### Problem:
Write out every entry word for word.

[Stored data entries]
++++++

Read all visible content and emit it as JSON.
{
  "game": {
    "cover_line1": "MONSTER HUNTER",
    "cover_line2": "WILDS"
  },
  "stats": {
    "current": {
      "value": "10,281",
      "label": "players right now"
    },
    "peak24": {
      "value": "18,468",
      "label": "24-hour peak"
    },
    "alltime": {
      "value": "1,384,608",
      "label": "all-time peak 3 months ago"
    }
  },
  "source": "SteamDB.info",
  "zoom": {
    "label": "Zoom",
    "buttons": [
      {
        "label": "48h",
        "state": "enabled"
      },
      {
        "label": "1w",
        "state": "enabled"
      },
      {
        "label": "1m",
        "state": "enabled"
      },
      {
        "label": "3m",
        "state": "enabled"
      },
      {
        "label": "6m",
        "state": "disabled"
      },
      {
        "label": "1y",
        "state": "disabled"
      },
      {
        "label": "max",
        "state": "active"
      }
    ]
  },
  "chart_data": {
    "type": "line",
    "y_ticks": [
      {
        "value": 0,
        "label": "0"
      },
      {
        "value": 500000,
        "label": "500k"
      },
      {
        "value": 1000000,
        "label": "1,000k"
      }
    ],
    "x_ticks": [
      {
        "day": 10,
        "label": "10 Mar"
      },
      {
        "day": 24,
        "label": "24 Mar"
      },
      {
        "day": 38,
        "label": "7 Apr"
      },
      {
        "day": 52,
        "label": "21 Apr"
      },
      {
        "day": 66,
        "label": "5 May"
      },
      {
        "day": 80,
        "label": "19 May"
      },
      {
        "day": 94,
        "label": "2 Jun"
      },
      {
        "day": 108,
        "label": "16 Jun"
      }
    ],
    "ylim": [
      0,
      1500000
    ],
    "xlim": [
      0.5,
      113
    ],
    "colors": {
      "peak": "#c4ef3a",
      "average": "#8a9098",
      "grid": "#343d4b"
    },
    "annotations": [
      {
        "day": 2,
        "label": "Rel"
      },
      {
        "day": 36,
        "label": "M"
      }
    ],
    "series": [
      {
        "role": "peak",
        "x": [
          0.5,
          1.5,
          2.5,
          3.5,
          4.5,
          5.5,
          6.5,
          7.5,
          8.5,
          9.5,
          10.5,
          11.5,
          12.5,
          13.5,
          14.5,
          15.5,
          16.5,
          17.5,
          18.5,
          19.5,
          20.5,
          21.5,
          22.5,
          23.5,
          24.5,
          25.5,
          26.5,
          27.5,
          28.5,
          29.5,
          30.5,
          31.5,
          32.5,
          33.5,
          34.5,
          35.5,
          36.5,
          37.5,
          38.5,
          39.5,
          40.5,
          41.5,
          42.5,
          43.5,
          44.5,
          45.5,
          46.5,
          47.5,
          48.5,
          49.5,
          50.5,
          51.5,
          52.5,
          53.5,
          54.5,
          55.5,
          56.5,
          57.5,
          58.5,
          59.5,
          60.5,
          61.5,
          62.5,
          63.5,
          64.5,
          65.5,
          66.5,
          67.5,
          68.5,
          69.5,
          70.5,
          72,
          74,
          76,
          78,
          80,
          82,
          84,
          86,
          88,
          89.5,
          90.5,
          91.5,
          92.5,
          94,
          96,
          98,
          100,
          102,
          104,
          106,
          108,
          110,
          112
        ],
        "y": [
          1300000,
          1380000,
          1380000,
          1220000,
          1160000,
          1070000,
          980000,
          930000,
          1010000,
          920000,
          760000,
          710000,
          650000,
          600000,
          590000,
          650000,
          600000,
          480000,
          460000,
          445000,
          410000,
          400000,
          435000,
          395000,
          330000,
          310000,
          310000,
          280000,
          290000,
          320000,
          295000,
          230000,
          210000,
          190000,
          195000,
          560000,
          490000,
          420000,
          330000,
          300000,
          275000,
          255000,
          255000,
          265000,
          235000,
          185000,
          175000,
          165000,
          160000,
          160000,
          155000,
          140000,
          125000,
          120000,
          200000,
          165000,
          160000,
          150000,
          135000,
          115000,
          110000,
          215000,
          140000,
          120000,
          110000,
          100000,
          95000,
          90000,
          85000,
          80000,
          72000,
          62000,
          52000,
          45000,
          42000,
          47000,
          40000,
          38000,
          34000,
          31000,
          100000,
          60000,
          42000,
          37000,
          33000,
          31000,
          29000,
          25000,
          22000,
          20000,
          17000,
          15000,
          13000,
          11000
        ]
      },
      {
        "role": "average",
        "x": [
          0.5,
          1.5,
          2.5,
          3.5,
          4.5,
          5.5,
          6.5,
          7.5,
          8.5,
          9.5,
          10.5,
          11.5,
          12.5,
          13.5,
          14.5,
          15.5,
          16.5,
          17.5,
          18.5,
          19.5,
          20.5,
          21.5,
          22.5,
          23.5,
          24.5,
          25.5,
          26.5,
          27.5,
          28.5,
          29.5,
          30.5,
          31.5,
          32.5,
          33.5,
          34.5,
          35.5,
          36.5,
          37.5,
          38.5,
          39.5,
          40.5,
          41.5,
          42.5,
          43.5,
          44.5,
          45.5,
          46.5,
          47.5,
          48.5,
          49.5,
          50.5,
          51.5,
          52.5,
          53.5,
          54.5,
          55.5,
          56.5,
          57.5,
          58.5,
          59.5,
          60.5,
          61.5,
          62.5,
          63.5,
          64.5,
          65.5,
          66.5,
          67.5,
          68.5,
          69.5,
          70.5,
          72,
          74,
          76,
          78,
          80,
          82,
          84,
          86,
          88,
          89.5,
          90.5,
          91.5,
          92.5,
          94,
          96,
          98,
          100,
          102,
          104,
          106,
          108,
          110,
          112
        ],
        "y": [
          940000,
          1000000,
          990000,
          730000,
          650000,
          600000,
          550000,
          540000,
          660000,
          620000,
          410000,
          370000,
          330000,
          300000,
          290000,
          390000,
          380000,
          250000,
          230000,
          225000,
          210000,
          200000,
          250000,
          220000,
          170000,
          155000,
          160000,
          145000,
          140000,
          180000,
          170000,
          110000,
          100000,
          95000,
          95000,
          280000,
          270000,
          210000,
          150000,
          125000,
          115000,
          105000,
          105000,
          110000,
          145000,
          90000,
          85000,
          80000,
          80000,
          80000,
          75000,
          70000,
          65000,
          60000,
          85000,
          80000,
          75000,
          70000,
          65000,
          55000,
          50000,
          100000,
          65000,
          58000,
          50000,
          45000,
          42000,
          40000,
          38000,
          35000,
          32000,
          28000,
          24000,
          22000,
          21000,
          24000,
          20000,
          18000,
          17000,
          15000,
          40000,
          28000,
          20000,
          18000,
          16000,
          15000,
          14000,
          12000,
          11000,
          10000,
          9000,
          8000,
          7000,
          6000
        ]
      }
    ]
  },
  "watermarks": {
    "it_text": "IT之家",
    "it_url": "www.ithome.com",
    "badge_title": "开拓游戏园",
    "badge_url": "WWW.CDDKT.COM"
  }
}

++++++

### The response:
Read all visible content and emit it as JSON.
{
  "game": {
    "cover_line1": "MONSTER HUNTER",
    "cover_line2": "WILDS"
  },
  "stats": {
    "current": {
      "value": "10,281",
      "label": "players right now"
    },
    "peak24": {
      "value": "18,468",
      "label": "24-hour peak"
    },
    "alltime": {
      "value": "1,384,608",
      "label": "all-time peak 3 months ago"
    }
  },
  "source": "SteamDB.info",
  "zoom": {
    "label": "Zoom",
    "buttons": [
      {
        "label": "48h",
        "state": "enabled"
      },
      {
        "label": "1w",
        "state": "enabled"
      },
      {
        "label": "1m",
        "state": "enabled"
      },
      {
        "label": "3m",
        "state": "enabled"
      },
      {
        "label": "6m",
        "state": "disabled"
      },
      {
        "label": "1y",
        "state": "disabled"
      },
      {
        "label": "max",
        "state": "active"
      }
    ]
  },
  "chart_data": {
    "type": "line",
    "y_ticks": [
      {
        "value": 0,
        "label": "0"
      },
      {
        "value": 500000,
        "label": "500k"
      },
      {
        "value": 1000000,
        "label": "1,000k"
      }
    ],
    "x_ticks": [
      {
        "day": 10,
        "label": "10 Mar"
      },
      {
        "day": 24,
        "label": "24 Mar"
      },
      {
        "day": 38,
        "label": "7 Apr"
      },
      {
        "day": 52,
        "label": "21 Apr"
      },
      {
        "day": 66,
        "label": "5 May"
      },
      {
        "day": 80,
        "label": "19 May"
      },
      {
        "day": 94,
        "label": "2 Jun"
      },
      {
        "day": 108,
        "label": "16 Jun"
      }
    ],
    "ylim": [
      0,
      1500000
    ],
    "xlim": [
      0.5,
      113
    ],
    "colors": {
      "peak": "#c4ef3a",
      "average": "#8a9098",
      "grid": "#343d4b"
    },
    "annotations": [
      {
        "day": 2,
        "label": "Rel"
      },
      {
        "day": 36,
        "label": "M"
      }
    ],
    "series": [
      {
        "role": "peak",
        "x": [
          0.5,
          1.5,
          2.5,
          3.5,
          4.5,
          5.5,
          6.5,
          7.5,
          8.5,
          9.5,
          10.5,
          11.5,
          12.5,
          13.5,
          14.5,
          15.5,
          16.5,
          17.5,
          18.5,
          19.5,
          20.5,
          21.5,
          22.5,
          23.5,
          24.5,
          25.5,
          26.5,
          27.5,
          28.5,
          29.5,
          30.5,
          31.5,
          32.5,
          33.5,
          34.5,
          35.5,
          36.5,
          37.5,
          38.5,
          39.5,
          40.5,
          41.5,
          42.5,
          43.5,
          44.5,
          45.5,
          46.5,
          47.5,
          48.5,
          49.5,
          50.5,
          51.5,
          52.5,
          53.5,
          54.5,
          55.5,
          56.5,
          57.5,
          58.5,
          59.5,
          60.5,
          61.5,
          62.5,
          63.5,
          64.5,
          65.5,
          66.5,
          67.5,
          68.5,
          69.5,
          70.5,
          72,
          74,
          76,
          78,
          80,
          82,
          84,
          86,
          88,
          89.5,
          90.5,
          91.5,
          92.5,
          94,
          96,
          98,
          100,
          102,
          104,
          106,
          108,
          110,
          112
        ],
        "y": [
          1300000,
          1380000,
          1380000,
          1220000,
          1160000,
          1070000,
          980000,
          930000,
          1010000,
          920000,
          760000,
          710000,
          650000,
          600000,
          590000,
          650000,
          600000,
          480000,
          460000,
          445000,
          410000,
          400000,
          435000,
          395000,
          330000,
          310000,
          310000,
          280000,
          290000,
          320000,
          295000,
          230000,
          210000,
          190000,
          195000,
          560000,
          490000,
          420000,
          330000,
          300000,
          275000,
          255000,
          255000,
          265000,
          235000,
          185000,
          175000,
          165000,
          160000,
          160000,
          155000,
          140000,
          125000,
          120000,
          200000,
          165000,
          160000,
          150000,
          135000,
          115000,
          110000,
          215000,
          140000,
          120000,
          110000,
          100000,
          95000,
          90000,
          85000,
          80000,
          72000,
          62000,
          52000,
          45000,
          42000,
          47000,
          40000,
          38000,
          34000,
          31000,
          100000,
          60000,
          42000,
          37000,
          33000,
          31000,
          29000,
          25000,
          22000,
          20000,
          17000,
          15000,
          13000,
          11000
        ]
      },
      {
        "role": "average",
        "x": [
          0.5,
          1.5,
          2.5,
          3.5,
          4.5,
          5.5,
          6.5,
          7.5,
          8.5,
          9.5,
          10.5,
          11.5,
          12.5,
          13.5,
          14.5,
          15.5,
          16.5,
          17.5,
          18.5,
          19.5,
          20.5,
          21.5,
          22.5,
          23.5,
          24.5,
          25.5,
          26.5,
          27.5,
          28.5,
          29.5,
          30.5,
          31.5,
          32.5,
          33.5,
          34.5,
          35.5,
          36.5,
          37.5,
          38.5,
          39.5,
          40.5,
          41.5,
          42.5,
          43.5,
          44.5,
          45.5,
          46.5,
          47.5,
          48.5,
          49.5,
          50.5,
          51.5,
          52.5,
          53.5,
          54.5,
          55.5,
          56.5,
          57.5,
          58.5,
          59.5,
          60.5,
          61.5,
          62.5,
          63.5,
          64.5,
          65.5,
          66.5,
          67.5,
          68.5,
          69.5,
          70.5,
          72,
          74,
          76,
          78,
          80,
          82,
          84,
          86,
          88,
          89.5,
          90.5,
          91.5,
          92.5,
          94,
          96,
          98,
          100,
          102,
          104,
          106,
          108,
          110,
          112
        ],
        "y": [
          940000,
          1000000,
          990000,
          730000,
          650000,
          600000,
          550000,
          540000,
          660000,
          620000,
          410000,
          370000,
          330000,
          300000,
          290000,
          390000,
          380000,
          250000,
          230000,
          225000,
          210000,
          200000,
          250000,
          220000,
          170000,
          155000,
          160000,
          145000,
          140000,
          180000,
          170000,
          110000,
          100000,
          95000,
          95000,
          280000,
          270000,
          210000,
          150000,
          125000,
          115000,
          105000,
          105000,
          110000,
          145000,
          90000,
          85000,
          80000,
          80000,
          80000,
          75000,
          70000,
          65000,
          60000,
          85000,
          80000,
          75000,
          70000,
          65000,
          55000,
          50000,
          100000,
          65000,
          58000,
          50000,
          45000,
          42000,
          40000,
          38000,
          35000,
          32000,
          28000,
          24000,
          22000,
          21000,
          24000,
          20000,
          18000,
          17000,
          15000,
          40000,
          28000,
          20000,
          18000,
          16000,
          15000,
          14000,
          12000,
          11000,
          10000,
          9000,
          8000,
          7000,
          6000
        ]
      }
    ]
  },
  "watermarks": {
    "it_text": "IT之家",
    "it_url": "www.ithome.com",
    "badge_title": "开拓游戏园",
    "badge_url": "WWW.CDDKT.COM"
  }
}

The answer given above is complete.